* Start Dataset content *

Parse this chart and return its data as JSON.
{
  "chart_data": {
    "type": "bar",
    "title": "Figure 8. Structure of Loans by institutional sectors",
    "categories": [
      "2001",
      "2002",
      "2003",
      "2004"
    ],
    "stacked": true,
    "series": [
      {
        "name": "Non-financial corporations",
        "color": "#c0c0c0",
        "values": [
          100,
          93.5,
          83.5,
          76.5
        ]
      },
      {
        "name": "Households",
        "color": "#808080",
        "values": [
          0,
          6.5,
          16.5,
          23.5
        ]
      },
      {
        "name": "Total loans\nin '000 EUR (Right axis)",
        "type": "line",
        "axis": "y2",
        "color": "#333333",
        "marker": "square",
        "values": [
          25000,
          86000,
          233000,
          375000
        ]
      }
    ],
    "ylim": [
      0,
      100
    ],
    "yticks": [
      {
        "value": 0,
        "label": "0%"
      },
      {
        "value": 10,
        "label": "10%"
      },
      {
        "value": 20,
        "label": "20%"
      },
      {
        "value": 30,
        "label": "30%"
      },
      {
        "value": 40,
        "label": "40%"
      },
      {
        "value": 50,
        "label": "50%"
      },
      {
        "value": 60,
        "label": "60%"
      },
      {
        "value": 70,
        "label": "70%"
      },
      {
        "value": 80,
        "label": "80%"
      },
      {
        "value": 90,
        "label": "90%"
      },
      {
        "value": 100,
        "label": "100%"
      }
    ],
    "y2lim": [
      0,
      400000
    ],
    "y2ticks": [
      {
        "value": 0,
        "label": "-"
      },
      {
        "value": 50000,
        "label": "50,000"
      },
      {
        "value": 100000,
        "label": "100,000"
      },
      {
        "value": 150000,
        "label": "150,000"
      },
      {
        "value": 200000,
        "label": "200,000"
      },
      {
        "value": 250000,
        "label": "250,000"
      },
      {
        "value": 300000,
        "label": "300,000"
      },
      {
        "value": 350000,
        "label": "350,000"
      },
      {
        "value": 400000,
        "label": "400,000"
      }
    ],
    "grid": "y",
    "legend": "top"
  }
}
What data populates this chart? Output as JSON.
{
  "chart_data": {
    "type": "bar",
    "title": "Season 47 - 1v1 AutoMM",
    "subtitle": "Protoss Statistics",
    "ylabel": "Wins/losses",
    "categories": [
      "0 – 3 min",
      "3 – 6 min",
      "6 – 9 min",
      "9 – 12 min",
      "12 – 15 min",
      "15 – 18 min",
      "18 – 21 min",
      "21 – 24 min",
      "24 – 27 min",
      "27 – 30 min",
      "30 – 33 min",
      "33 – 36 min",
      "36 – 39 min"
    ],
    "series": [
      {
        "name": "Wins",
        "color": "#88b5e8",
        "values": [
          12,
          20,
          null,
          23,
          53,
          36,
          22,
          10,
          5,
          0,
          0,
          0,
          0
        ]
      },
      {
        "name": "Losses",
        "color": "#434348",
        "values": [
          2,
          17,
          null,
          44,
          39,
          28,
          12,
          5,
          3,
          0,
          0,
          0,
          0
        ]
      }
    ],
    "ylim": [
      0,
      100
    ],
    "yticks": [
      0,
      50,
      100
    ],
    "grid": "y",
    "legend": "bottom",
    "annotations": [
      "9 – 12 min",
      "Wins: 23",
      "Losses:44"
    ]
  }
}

* End Dataset content *

Write the entries again, exactly as they stand.

§ **Result below**
Parse this chart and return its data as JSON.
{
  "chart_data": {
    "type": "bar",
    "title": "Figure 8. Structure of Loans by institutional sectors",
    "categories": [
      "2001",
      "2002",
      "2003",
      "2004"
    ],
    "stacked": true,
    "series": [
      {
        "name": "Non-financial corporations",
        "color": "#c0c0c0",
        "values": [
          100,
          93.5,
          83.5,
          76.5
        ]
      },
      {
        "name": "Households",
        "color": "#808080",
        "values": [
          0,
          6.5,
          16.5,
          23.5
        ]
      },
      {
        "name": "Total loans\nin '000 EUR (Right axis)",
        "type": "line",
        "axis": "y2",
        "color": "#333333",
        "marker": "square",
        "values": [
          25000,
          86000,
          233000,
          375000
        ]
      }
    ],
    "ylim": [
      0,
      100
    ],
    "yticks": [
      {
        "value": 0,
        "label": "0%"
      },
      {
        "value": 10,
        "label": "10%"
      },
      {
        "value": 20,
        "label": "20%"
      },
      {
        "value": 30,
        "label": "30%"
      },
      {
        "value": 40,
        "label": "40%"
      },
      {
        "value": 50,
        "label": "50%"
      },
      {
        "value": 60,
        "label": "60%"
      },
      {
        "value": 70,
        "label": "70%"
      },
      {
        "value": 80,
        "label": "80%"
      },
      {
        "value": 90,
        "label": "90%"
      },
      {
        "value": 100,
        "label": "100%"
      }
    ],
    "y2lim": [
      0,
      400000
    ],
    "y2ticks": [
      {
        "value": 0,
        "label": "-"
      },
      {
        "value": 50000,
        "label": "50,000"
      },
      {
        "value": 100000,
        "label": "100,000"
      },
      {
        "value": 150000,
        "label": "150,000"
      },
      {
        "value": 200000,
        "label": "200,000"
      },
      {
        "value": 250000,
        "label": "250,000"
      },
      {
        "value": 300000,
        "label": "300,000"
      },
      {
        "value": 350000,
        "label": "350,000"
      },
      {
        "value": 400000,
        "label": "400,000"
      }
    ],
    "grid": "y",
    "legend": "top"
  }
}
What data populates this chart? Output as JSON.
{
  "chart_data": {
    "type": "bar",
    "title": "Season 47 - 1v1 AutoMM",
    "subtitle": "Protoss Statistics",
    "ylabel": "Wins/losses",
    "categories": [
      "0 – 3 min",
      "3 – 6 min",
      "6 – 9 min",
      "9 – 12 min",
      "12 – 15 min",
      "15 – 18 min",
      "18 – 21 min",
      "21 – 24 min",
      "24 – 27 min",
      "27 – 30 min",
      "30 – 33 min",
      "33 – 36 min",
      "36 – 39 min"
    ],
    "series": [
      {
        "name": "Wins",
        "color": "#88b5e8",
        "values": [
          12,
          20,
          null,
          23,
          53,
          36,
          22,
          10,
          5,
          0,
          0,
          0,
          0
        ]
      },
      {
        "name": "Losses",
        "color": "#434348",
        "values": [
          2,
          17,
          null,
          44,
          39,
          28,
          12,
          5,
          3,
          0,
          0,
          0,
          0
        ]
      }
    ],
    "ylim": [
      0,
      100
    ],
    "yticks": [
      0,
      50,
      100
    ],
    "grid": "y",
    "legend": "bottom",
    "annotations": [
      "9 – 12 min",
      "Wins: 23",
      "Losses:44"
    ]
  }
}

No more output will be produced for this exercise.